● **Input rows**:
========
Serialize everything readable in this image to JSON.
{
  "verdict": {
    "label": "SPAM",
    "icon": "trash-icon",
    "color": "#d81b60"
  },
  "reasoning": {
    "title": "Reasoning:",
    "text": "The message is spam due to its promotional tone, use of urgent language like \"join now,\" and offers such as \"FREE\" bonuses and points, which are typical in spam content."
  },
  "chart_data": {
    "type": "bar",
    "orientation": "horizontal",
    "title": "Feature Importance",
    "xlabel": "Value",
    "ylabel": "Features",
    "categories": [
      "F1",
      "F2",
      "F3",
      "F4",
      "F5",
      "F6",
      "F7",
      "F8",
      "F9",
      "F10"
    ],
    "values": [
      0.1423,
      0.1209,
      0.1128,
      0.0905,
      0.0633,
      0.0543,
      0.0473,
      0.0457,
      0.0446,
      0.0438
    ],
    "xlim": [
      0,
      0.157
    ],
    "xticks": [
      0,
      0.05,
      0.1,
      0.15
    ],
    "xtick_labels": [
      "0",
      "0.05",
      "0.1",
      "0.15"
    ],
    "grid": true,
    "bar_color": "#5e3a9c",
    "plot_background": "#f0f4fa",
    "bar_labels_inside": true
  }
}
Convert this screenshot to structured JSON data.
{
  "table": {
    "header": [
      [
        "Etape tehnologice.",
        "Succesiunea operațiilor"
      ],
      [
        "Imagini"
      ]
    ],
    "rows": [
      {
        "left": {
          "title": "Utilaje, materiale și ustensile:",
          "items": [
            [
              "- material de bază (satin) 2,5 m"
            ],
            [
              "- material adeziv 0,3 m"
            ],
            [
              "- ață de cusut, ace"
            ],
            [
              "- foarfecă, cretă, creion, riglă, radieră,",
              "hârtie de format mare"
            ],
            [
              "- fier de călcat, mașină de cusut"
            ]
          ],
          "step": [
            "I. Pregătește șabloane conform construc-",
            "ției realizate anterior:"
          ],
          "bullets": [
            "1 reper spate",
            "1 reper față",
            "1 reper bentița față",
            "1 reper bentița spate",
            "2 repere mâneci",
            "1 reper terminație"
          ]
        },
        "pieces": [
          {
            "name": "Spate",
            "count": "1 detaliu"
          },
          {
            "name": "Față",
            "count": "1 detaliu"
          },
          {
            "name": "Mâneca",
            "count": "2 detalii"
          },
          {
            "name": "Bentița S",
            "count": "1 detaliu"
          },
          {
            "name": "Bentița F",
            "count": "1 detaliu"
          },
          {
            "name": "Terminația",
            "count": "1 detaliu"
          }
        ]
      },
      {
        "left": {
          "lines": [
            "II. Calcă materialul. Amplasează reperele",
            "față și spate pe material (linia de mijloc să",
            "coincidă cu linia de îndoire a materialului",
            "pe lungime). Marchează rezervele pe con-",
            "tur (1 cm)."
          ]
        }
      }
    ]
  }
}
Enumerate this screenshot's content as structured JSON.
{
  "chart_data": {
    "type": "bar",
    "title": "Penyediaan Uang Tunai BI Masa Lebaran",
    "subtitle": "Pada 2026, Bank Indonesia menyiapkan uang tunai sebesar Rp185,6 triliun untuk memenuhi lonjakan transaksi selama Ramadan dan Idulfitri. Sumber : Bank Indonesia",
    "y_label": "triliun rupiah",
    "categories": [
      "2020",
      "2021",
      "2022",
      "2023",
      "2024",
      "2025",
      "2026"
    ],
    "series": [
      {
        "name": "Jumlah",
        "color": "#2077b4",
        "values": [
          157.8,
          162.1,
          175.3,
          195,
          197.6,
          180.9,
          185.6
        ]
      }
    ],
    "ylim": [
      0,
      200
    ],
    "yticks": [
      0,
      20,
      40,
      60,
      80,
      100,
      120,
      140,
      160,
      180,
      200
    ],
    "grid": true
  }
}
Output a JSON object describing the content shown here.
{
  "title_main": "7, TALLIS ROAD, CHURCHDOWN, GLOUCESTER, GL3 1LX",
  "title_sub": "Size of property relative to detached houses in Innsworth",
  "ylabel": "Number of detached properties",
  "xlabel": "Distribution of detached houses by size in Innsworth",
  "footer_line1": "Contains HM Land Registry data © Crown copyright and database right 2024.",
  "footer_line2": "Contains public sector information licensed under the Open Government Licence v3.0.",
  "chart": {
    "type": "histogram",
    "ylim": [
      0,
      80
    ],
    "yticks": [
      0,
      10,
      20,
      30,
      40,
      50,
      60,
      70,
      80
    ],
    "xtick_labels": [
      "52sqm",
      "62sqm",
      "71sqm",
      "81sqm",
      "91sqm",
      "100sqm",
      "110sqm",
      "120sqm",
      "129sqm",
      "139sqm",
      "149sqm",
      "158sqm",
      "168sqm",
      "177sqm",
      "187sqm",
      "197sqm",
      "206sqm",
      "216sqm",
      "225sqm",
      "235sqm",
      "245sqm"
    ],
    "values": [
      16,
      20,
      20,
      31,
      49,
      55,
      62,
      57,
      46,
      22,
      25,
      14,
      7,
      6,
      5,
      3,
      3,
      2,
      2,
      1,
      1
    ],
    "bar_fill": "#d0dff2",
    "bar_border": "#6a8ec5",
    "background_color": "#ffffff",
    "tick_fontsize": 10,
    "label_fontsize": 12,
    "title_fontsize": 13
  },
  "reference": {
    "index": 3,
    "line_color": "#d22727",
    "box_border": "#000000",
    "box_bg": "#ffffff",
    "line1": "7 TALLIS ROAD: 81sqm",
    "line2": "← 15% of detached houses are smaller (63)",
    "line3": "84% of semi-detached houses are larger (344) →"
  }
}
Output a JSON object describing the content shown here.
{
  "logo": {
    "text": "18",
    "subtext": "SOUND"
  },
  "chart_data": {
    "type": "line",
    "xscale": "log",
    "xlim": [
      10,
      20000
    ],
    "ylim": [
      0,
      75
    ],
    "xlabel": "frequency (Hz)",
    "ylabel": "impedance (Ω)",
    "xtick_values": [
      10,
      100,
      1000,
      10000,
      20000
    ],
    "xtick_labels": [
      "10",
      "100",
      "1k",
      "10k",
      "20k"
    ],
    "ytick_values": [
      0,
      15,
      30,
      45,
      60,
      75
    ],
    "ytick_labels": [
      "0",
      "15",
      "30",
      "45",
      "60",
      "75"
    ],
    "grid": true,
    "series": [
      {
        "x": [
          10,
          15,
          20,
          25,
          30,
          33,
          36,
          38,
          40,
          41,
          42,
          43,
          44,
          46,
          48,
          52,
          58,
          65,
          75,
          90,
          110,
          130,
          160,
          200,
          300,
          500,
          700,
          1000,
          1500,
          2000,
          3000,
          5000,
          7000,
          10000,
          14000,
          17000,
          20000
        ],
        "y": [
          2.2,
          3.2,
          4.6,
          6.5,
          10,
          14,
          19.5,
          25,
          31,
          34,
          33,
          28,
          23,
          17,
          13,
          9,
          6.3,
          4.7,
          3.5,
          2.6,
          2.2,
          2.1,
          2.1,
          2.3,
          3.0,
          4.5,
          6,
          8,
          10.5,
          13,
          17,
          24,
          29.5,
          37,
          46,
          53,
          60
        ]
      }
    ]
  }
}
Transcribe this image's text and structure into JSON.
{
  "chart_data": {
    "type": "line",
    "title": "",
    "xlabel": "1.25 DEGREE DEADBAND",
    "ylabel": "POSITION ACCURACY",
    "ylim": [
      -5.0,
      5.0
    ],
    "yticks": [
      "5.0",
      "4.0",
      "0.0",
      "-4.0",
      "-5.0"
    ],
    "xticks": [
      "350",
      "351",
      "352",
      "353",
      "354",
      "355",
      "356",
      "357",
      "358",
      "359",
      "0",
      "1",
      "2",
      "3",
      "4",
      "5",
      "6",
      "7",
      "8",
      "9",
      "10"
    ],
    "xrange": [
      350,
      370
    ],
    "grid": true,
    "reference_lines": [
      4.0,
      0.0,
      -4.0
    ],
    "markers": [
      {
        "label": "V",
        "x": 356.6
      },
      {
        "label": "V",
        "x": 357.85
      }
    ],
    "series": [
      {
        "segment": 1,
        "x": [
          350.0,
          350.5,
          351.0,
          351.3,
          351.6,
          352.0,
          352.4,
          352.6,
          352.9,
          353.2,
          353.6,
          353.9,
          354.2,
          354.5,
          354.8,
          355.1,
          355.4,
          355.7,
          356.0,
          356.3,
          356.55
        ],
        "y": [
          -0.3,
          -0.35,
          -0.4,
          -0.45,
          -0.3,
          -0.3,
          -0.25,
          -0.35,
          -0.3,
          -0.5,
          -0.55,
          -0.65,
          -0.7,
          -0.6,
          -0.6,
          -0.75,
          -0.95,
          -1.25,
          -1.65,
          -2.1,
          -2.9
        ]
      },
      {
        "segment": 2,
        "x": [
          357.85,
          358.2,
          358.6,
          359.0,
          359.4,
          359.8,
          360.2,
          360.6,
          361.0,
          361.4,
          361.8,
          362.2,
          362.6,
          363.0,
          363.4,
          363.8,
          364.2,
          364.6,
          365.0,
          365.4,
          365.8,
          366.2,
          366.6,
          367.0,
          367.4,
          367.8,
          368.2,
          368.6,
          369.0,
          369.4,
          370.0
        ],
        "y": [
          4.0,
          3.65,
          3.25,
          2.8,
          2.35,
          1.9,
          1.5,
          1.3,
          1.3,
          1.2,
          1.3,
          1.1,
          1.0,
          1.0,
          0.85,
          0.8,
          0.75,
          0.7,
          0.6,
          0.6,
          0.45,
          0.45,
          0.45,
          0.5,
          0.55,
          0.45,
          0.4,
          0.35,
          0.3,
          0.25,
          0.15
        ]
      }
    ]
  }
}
========
● **What you will do**:
What is the number of lines above that contain the string "linia"? Answer with the number alone.

● **Exercise answer**:
2